(Element placement data)
------------------------------------------------

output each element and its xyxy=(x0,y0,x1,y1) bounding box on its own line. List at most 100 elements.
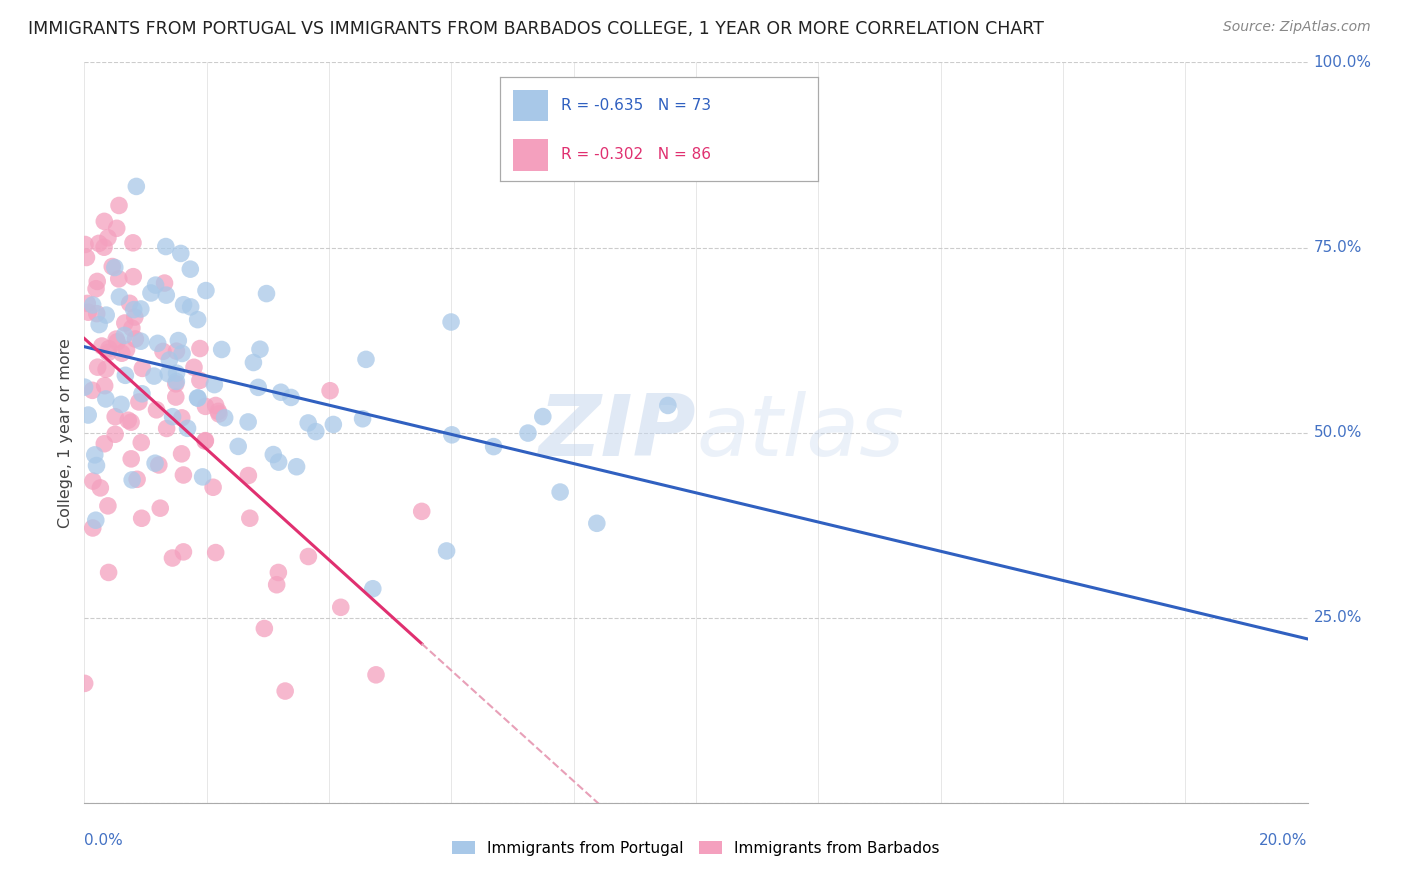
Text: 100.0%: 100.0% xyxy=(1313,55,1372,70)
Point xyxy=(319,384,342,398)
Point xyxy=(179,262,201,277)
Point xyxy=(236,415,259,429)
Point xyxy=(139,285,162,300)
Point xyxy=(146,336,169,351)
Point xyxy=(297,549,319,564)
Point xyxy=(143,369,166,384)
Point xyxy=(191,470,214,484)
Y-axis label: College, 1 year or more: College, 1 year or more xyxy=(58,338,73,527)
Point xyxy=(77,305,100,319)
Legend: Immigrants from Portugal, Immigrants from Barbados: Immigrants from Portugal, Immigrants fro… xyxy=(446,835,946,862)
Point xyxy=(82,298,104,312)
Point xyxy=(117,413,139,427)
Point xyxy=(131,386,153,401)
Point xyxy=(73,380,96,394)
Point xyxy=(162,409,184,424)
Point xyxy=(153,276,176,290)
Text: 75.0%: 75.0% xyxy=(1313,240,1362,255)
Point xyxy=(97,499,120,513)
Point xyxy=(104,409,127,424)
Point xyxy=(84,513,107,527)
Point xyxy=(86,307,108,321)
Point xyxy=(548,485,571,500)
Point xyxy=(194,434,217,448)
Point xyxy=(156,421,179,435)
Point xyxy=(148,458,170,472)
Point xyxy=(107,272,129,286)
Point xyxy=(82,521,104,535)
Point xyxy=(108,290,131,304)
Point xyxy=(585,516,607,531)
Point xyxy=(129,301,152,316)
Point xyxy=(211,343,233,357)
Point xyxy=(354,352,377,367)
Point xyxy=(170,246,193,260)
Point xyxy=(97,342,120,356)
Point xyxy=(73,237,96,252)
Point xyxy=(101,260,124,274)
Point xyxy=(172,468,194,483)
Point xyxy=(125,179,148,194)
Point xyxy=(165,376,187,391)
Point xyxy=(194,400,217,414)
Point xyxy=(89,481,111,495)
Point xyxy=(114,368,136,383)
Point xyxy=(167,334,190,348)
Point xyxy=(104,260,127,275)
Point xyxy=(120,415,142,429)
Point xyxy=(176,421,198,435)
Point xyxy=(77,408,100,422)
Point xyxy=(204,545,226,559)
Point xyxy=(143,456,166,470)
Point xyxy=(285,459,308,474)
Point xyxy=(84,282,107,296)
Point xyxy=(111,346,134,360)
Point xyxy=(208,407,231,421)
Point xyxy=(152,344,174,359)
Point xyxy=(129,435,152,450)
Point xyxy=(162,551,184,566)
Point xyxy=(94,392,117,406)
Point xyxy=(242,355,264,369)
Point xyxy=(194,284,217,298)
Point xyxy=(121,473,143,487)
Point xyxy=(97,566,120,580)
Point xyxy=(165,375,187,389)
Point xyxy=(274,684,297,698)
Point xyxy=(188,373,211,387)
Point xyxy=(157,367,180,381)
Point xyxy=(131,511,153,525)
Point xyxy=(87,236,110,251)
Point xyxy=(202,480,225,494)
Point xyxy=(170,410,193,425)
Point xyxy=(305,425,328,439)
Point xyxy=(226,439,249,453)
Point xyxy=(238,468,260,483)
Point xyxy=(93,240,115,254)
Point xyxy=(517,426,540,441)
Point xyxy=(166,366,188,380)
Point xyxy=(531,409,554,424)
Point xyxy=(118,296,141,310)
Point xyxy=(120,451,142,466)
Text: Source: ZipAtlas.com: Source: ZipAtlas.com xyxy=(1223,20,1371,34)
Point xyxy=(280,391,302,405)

------------------------------------------------

How many lines in the data above contain the string "Text"? Reply with the number alone.

▸ RESPONSE FOR THIS EXERCISE
3